# Challenge:
Arrange the records from the line with "data-point — [103, 143, 105, 146]" to the line with "data-point — [46, 185, 48, 188]", both included, as a Markdown table with the columns Row and Entry. Number each line in Row, put the line itself in Entry, and leave out any blank lines.

===== The data

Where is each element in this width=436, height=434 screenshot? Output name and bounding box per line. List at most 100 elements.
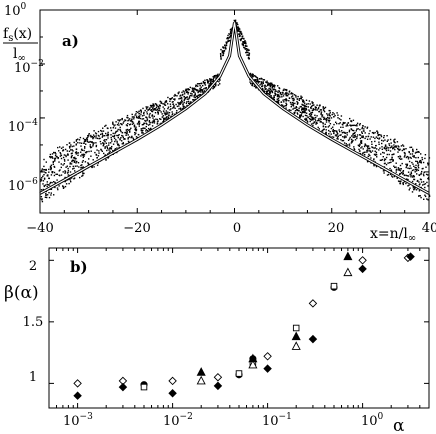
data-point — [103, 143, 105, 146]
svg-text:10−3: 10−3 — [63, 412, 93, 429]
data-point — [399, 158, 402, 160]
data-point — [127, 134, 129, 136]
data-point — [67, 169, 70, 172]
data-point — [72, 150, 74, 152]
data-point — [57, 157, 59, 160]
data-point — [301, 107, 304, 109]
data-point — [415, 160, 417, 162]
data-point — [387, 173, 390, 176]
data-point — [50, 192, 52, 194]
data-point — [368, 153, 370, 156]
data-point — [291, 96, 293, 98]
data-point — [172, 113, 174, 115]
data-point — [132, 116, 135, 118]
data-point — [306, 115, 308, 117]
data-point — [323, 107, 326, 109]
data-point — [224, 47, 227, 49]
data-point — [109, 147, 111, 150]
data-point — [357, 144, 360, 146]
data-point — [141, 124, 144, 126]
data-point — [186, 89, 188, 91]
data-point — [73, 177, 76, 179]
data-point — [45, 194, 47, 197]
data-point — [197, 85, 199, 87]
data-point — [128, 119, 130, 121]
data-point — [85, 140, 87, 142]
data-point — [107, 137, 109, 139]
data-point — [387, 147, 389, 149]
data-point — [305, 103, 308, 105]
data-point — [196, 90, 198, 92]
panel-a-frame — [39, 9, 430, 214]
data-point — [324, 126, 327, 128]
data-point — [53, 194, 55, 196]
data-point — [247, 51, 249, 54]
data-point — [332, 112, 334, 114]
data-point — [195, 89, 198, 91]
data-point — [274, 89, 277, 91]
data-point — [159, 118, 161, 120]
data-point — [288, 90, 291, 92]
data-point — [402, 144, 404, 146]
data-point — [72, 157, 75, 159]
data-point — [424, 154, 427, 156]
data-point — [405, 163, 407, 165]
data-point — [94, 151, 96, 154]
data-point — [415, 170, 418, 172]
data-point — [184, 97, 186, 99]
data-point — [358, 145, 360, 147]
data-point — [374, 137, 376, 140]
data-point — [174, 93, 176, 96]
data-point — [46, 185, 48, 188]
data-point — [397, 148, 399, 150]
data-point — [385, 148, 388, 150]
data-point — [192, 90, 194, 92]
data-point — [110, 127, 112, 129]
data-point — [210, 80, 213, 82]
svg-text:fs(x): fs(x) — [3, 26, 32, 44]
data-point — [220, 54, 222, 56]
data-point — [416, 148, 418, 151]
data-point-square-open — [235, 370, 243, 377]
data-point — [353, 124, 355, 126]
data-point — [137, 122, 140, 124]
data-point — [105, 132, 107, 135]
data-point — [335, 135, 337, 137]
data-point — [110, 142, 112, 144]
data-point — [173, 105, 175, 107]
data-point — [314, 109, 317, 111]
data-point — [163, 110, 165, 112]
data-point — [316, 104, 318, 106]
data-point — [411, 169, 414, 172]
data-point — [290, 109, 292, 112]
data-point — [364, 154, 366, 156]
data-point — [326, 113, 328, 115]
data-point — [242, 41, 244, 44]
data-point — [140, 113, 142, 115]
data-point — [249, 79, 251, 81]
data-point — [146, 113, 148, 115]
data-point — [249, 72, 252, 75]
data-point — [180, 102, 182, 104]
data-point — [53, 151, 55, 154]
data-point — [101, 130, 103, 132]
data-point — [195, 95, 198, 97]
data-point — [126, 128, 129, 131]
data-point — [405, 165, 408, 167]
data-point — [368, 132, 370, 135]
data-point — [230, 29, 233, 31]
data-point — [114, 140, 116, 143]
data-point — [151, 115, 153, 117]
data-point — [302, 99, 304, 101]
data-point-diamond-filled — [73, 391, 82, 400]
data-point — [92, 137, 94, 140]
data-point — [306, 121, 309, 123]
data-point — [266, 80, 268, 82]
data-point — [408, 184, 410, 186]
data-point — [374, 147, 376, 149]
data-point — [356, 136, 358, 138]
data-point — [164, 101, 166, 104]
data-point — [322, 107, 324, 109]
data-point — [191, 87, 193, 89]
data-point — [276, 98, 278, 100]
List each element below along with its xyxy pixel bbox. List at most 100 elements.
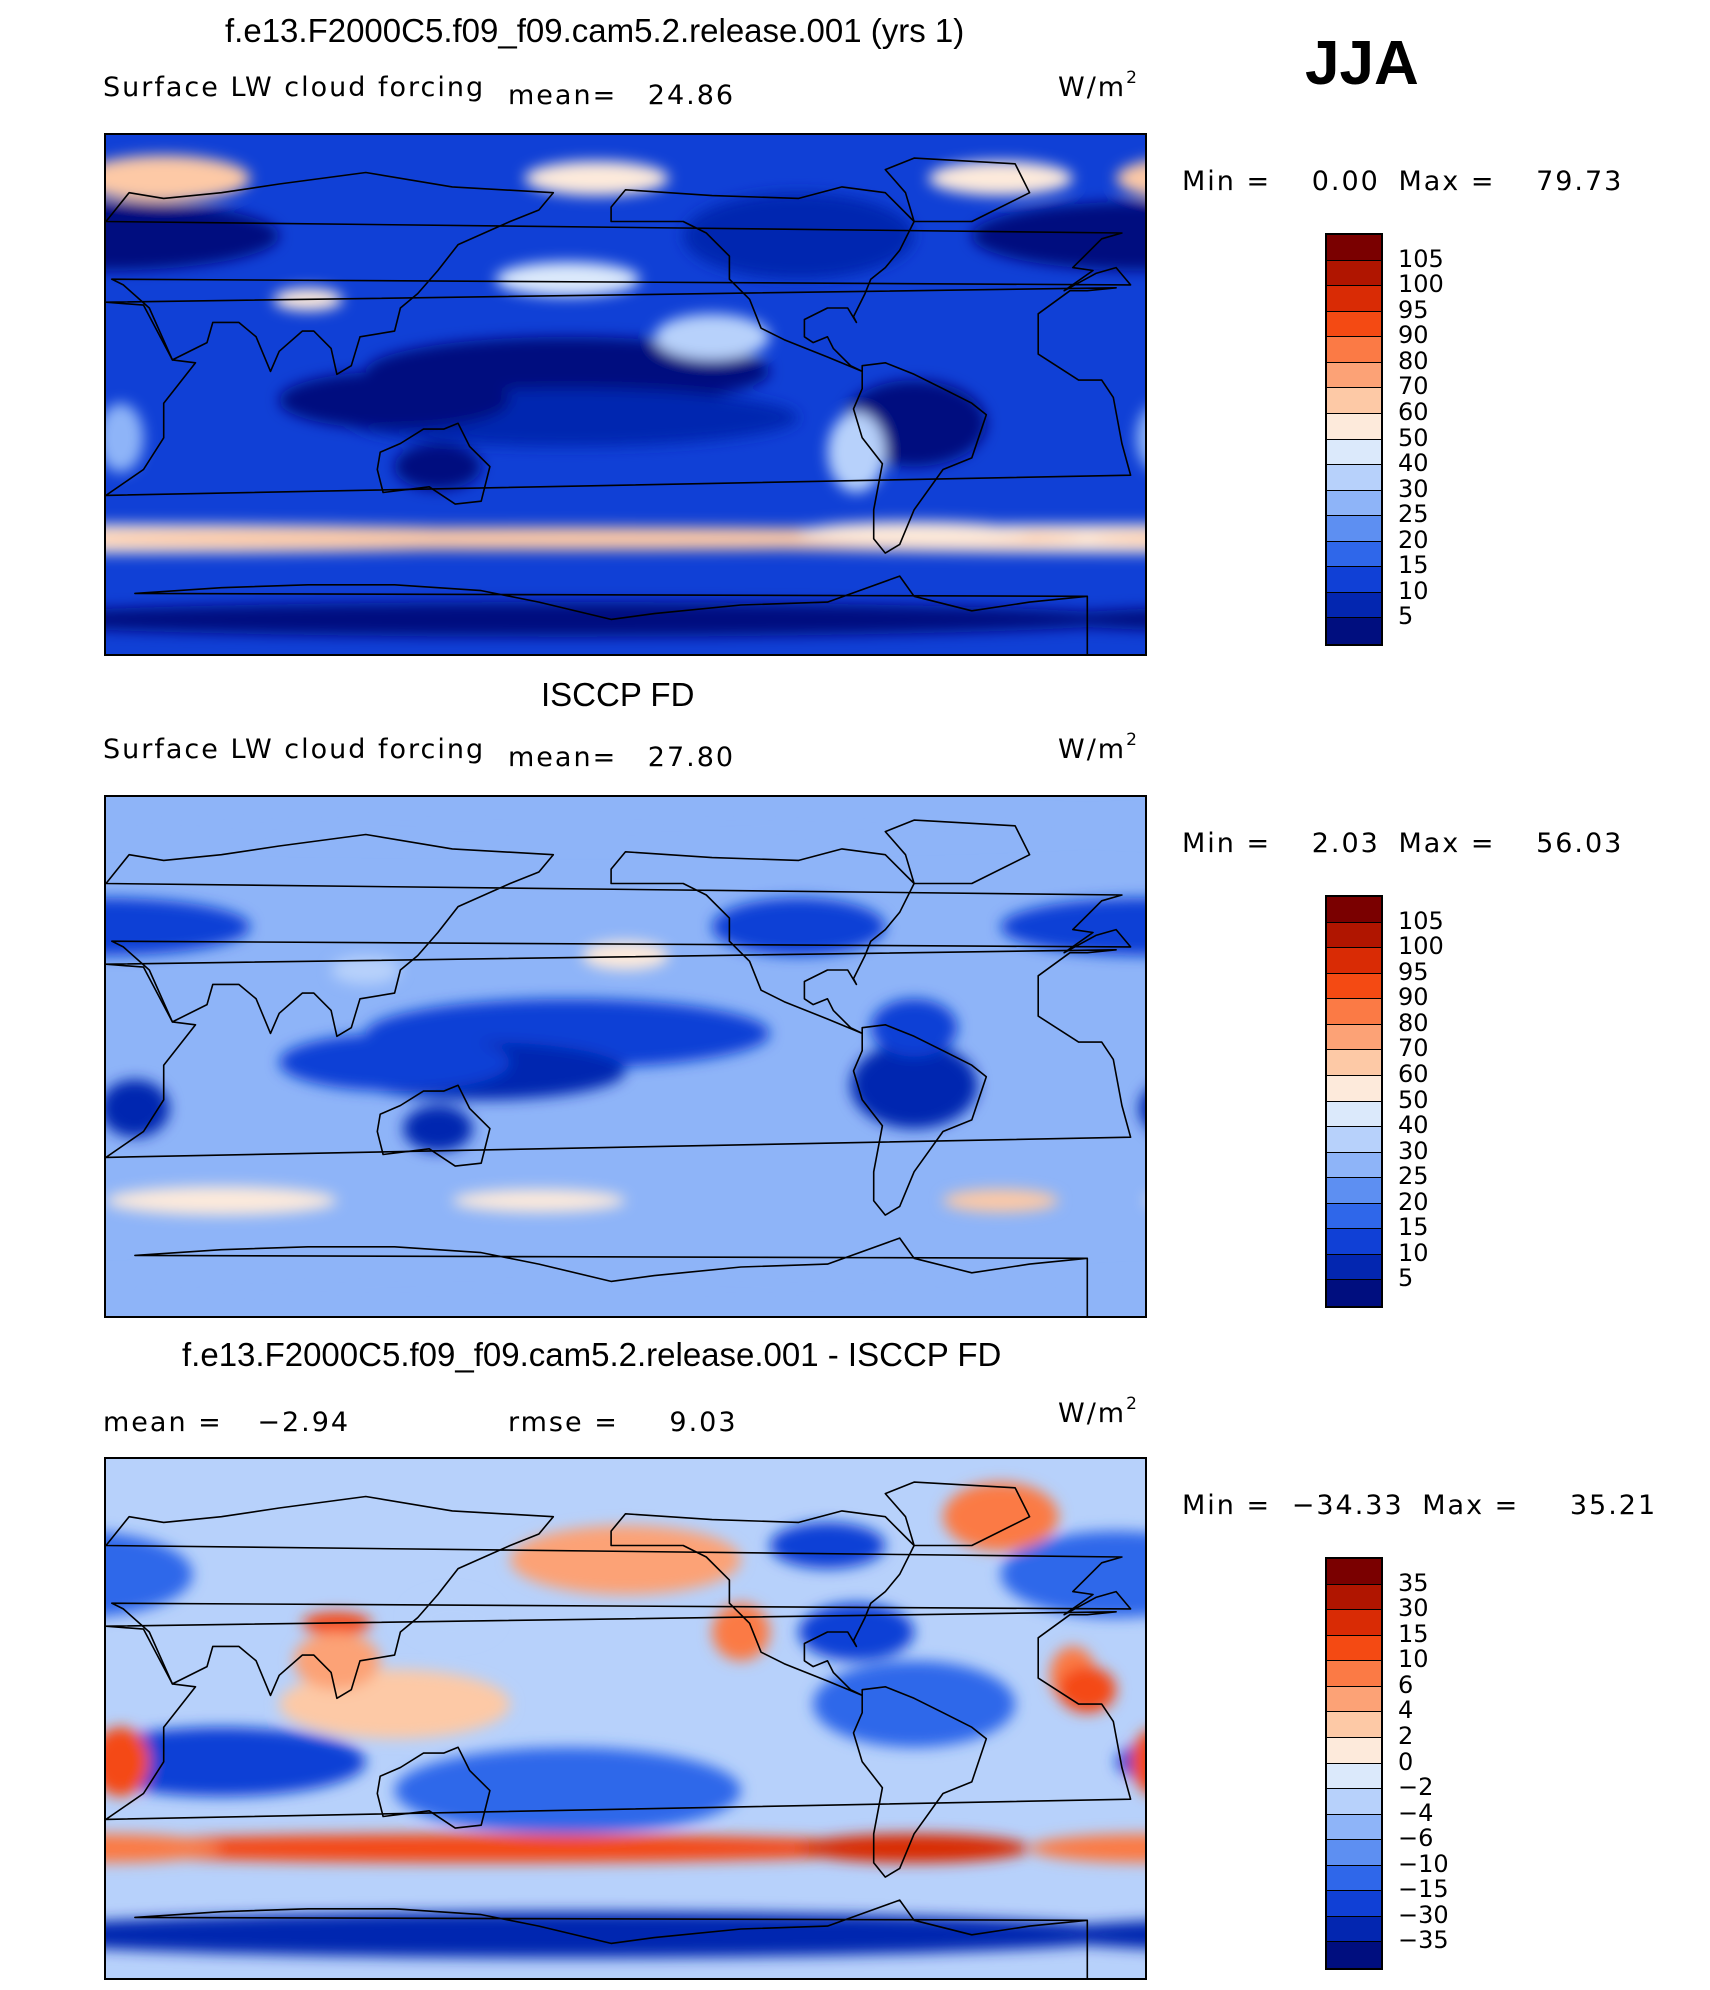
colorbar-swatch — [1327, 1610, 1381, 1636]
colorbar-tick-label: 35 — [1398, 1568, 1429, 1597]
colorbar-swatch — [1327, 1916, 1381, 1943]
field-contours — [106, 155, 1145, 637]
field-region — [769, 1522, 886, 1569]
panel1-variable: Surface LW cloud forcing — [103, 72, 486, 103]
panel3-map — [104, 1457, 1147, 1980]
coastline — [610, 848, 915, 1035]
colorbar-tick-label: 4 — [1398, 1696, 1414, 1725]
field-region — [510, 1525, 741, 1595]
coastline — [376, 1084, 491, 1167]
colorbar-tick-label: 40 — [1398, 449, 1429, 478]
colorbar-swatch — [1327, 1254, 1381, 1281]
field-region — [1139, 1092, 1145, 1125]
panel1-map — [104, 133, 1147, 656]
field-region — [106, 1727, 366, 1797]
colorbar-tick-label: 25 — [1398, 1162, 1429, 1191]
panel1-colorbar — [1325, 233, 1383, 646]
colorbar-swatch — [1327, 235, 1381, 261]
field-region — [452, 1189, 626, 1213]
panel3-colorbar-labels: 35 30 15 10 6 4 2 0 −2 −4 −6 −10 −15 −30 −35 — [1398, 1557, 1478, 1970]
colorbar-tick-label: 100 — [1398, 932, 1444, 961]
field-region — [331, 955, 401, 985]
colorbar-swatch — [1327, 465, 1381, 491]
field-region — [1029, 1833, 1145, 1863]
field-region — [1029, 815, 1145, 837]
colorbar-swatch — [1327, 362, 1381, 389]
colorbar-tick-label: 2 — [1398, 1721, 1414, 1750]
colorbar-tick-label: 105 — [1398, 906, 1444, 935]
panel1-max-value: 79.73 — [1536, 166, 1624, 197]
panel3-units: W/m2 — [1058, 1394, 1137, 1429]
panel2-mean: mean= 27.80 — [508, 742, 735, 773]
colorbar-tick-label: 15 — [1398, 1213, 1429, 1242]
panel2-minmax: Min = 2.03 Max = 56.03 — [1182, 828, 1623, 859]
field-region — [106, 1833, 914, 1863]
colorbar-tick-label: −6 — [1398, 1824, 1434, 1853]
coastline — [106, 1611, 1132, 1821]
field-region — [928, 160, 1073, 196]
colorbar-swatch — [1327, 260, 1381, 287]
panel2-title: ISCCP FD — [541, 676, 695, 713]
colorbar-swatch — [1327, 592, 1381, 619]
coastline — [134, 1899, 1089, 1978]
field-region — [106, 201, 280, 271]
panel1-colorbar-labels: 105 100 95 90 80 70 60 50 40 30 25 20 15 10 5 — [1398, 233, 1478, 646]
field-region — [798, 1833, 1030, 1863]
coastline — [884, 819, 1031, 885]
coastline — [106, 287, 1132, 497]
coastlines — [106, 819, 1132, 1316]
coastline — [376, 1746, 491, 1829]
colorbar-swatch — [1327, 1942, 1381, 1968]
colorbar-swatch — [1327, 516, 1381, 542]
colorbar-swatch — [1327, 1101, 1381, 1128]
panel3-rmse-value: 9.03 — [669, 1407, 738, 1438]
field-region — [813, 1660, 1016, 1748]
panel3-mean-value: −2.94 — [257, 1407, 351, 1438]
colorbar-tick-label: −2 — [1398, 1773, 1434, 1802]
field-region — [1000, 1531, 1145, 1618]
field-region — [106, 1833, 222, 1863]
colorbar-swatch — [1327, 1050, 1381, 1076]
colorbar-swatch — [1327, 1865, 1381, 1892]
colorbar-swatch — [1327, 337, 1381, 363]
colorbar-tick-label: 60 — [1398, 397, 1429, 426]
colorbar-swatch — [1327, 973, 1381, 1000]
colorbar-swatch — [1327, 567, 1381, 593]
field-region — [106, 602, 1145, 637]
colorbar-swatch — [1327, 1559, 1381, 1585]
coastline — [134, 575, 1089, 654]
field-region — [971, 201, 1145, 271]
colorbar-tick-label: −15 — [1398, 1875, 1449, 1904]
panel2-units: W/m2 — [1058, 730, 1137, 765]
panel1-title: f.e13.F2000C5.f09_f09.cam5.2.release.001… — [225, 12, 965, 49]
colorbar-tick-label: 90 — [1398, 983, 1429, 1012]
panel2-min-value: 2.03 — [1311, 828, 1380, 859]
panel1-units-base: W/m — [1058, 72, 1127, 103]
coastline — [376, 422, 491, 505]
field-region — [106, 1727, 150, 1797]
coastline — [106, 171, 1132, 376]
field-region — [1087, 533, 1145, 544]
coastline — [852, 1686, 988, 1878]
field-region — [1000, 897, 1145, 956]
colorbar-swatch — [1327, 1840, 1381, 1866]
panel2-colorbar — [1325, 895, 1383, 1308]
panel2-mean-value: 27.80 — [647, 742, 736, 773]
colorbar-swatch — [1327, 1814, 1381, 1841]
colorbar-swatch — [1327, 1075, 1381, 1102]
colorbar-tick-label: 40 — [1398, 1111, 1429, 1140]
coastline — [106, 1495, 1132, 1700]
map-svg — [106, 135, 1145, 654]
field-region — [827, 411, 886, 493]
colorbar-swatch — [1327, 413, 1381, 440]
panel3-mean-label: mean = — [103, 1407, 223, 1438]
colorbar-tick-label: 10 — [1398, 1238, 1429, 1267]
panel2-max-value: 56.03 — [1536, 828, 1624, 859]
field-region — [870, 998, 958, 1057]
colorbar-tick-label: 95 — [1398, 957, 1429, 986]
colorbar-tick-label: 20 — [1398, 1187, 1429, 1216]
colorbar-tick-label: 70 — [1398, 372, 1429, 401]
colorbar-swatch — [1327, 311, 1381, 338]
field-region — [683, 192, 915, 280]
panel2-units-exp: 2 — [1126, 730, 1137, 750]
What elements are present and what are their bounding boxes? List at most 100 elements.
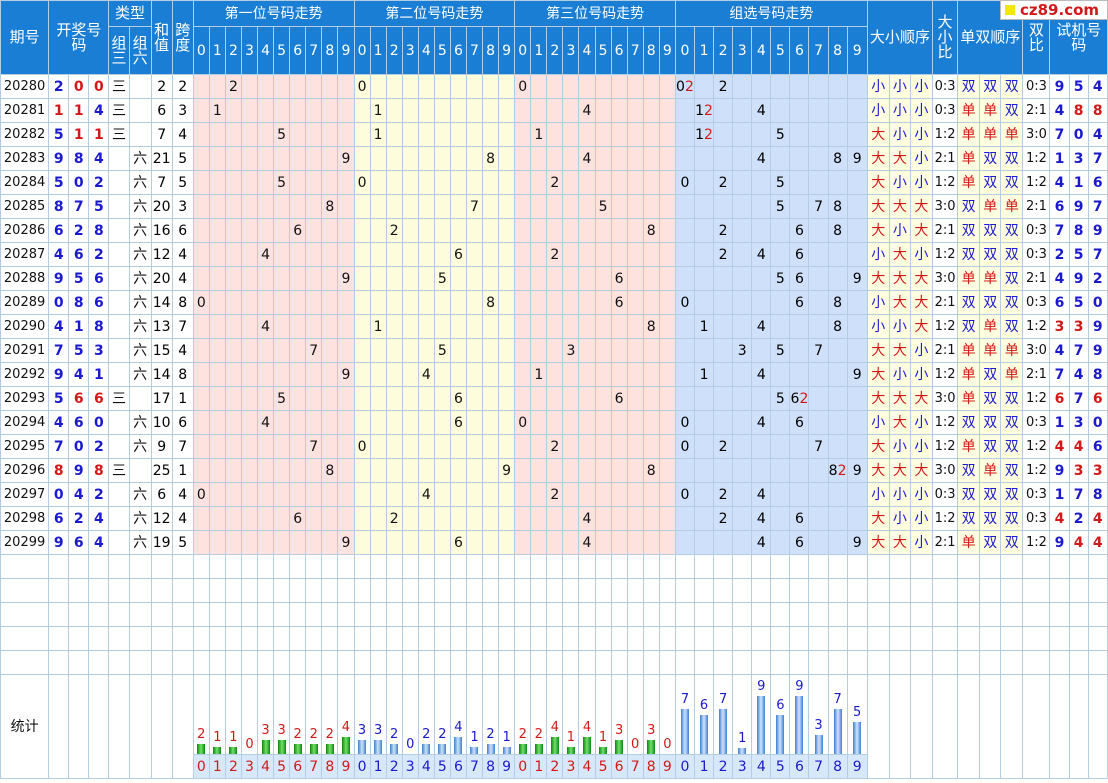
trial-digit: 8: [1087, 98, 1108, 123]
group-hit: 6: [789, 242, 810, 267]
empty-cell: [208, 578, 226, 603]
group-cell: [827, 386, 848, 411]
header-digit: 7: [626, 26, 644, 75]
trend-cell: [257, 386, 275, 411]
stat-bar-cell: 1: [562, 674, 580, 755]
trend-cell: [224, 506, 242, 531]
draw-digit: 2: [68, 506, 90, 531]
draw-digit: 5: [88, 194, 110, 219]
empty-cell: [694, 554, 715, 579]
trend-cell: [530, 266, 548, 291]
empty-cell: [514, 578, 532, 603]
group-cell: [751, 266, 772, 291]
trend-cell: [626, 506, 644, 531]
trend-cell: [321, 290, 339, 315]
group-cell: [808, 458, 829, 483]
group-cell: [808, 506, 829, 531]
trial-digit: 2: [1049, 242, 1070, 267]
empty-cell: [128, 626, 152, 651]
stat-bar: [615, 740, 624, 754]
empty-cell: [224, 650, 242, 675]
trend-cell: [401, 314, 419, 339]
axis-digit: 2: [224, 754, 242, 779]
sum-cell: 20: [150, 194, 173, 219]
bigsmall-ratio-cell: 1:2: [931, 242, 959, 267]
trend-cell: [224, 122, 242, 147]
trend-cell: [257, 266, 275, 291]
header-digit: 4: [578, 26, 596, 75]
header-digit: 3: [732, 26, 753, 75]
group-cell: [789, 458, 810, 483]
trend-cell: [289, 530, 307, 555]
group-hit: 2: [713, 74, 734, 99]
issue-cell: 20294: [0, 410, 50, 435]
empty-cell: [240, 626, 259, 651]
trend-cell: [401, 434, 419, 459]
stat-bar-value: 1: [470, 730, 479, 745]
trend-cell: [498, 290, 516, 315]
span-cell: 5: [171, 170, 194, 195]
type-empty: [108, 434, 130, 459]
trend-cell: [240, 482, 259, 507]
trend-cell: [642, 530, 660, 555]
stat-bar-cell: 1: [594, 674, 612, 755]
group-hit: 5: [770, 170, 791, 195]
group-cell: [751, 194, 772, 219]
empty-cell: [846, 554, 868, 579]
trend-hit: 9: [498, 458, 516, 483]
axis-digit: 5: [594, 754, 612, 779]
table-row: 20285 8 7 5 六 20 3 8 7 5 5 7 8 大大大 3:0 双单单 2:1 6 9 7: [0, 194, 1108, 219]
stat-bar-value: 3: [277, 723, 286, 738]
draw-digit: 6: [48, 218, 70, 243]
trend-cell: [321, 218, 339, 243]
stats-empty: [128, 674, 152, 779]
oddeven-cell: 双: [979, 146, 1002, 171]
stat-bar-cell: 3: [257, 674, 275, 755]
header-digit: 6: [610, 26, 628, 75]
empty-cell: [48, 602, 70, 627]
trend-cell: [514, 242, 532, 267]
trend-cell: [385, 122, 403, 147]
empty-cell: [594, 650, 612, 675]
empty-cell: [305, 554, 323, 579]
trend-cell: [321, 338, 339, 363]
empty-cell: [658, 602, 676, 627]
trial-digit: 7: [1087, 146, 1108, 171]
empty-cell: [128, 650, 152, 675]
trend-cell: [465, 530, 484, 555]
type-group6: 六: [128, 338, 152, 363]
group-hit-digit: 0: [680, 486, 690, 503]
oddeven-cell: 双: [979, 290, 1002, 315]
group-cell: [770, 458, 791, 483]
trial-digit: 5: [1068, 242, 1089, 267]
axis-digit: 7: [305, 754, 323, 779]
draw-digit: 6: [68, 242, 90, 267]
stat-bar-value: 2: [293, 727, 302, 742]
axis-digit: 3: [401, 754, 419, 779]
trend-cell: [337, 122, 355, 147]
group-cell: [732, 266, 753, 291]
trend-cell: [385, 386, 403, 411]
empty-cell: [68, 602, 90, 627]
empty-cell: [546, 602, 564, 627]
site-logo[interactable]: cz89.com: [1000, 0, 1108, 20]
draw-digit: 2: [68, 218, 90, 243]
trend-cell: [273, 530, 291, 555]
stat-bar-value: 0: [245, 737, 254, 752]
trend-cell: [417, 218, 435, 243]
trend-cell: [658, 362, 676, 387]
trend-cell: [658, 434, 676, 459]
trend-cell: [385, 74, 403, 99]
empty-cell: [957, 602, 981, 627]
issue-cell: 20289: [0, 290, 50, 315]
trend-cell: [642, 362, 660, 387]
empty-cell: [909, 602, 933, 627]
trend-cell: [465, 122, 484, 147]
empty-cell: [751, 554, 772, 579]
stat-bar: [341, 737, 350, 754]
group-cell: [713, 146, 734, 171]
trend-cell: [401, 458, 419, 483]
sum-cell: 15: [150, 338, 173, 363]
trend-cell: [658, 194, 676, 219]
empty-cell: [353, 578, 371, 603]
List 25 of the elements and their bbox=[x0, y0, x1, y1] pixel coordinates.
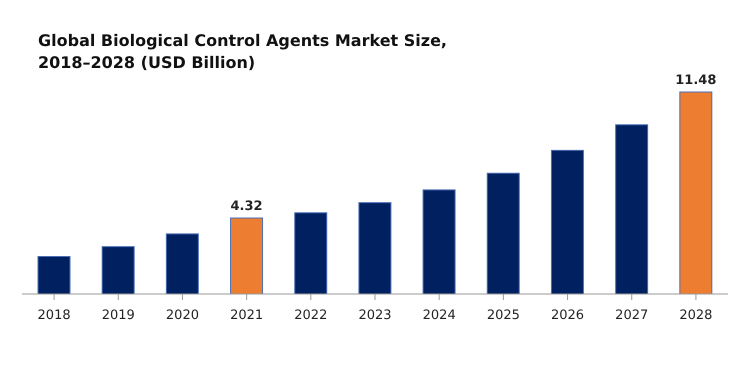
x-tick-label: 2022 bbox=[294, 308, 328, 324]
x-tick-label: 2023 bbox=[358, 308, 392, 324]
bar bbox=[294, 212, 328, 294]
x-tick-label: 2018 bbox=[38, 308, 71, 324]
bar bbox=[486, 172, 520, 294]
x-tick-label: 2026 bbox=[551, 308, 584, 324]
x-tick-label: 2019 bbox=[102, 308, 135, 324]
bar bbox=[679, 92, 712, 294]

==========

# Output for this exercise:
| Row | Entry |
|---|---|
| 1 | data-point — [103, 143, 105, 146] |
| 2 | svg-text:10−3: 10−3 — [63, 412, 93, 429] |
| 3 | data-point — [399, 158, 402, 160] |
| 4 | data-point — [127, 134, 129, 136] |
| 5 | data-point — [67, 169, 70, 172] |
| 6 | data-point — [72, 150, 74, 152] |
| 7 | data-point — [57, 157, 59, 160] |
| 8 | data-point — [301, 107, 304, 109] |
| 9 | data-point — [415, 160, 417, 162] |
| 10 | data-point — [387, 173, 390, 176] |
| 11 | data-point — [50, 192, 52, 194] |
| 12 | data-point — [368, 153, 370, 156] |
| 13 | data-point — [291, 96, 293, 98] |
| 14 | data-point — [172, 113, 174, 115] |
| 15 | data-point — [132, 116, 135, 118] |
| 16 | data-point — [306, 115, 308, 117] |
| 17 | data-point — [323, 107, 326, 109] |
| 18 | data-point — [224, 47, 227, 49] |
| 19 | data-point — [109, 147, 111, 150] |
| 20 | data-point — [357, 144, 360, 146] |
| 21 | data-point — [141, 124, 144, 126] |
| 22 | data-point — [186, 89, 188, 91] |
| 23 | data-point — [73, 177, 76, 179] |
| 24 | data-point — [45, 194, 47, 197] |
| 25 | data-point — [197, 85, 199, 87] |
| 26 | data-point — [128, 119, 130, 121] |
| 27 | data-point — [85, 140, 87, 142] |
| 28 | data-point — [107, 137, 109, 139] |
| 29 | data-point — [387, 147, 389, 149] |
| 30 | data-point — [305, 103, 308, 105] |
| 31 | data-point — [196, 90, 198, 92] |
| 32 | panel-a-frame — [39, 9, 430, 214] |
| 33 | data-point — [324, 126, 327, 128] |
| 34 | data-point — [53, 194, 55, 196] |
| 35 | data-point — [247, 51, 249, 54] |
| 36 | data-point — [332, 112, 334, 114] |
| 37 | data-point — [195, 89, 198, 91] |
| 38 | data-point — [274, 89, 277, 91] |
| 39 | data-point — [159, 118, 161, 120] |
| 40 | data-point — [288, 90, 291, 92] |
| 41 | data-point — [402, 144, 404, 146] |
| 42 | data-point — [72, 157, 75, 159] |
| 43 | data-point — [424, 154, 427, 156] |
| 44 | data-point — [405, 163, 407, 165] |
| 45 | data-point — [94, 151, 96, 154] |
| 46 | data-point — [415, 170, 418, 172] |
| 47 | data-point — [184, 97, 186, 99] |
| 48 | data-point — [358, 145, 360, 147] |
| 49 | data-point — [374, 137, 376, 140] |
| 50 | data-point — [174, 93, 176, 96] |
| 51 | data-point — [46, 185, 48, 188] |